▸ Record extracts

>> begin

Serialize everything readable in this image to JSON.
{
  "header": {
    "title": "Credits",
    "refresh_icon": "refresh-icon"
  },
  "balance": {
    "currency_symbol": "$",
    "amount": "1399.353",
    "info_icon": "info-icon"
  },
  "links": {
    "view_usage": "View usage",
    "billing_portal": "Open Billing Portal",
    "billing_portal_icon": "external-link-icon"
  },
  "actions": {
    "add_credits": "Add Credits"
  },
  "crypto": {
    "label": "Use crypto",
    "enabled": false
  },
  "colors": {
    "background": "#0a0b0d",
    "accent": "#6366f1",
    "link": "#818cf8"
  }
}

>> end

▸ Problem description
List every line above containing the word "Credits".

▸ Written reply
    "title": "Credits",
    "add_credits": "Add Credits"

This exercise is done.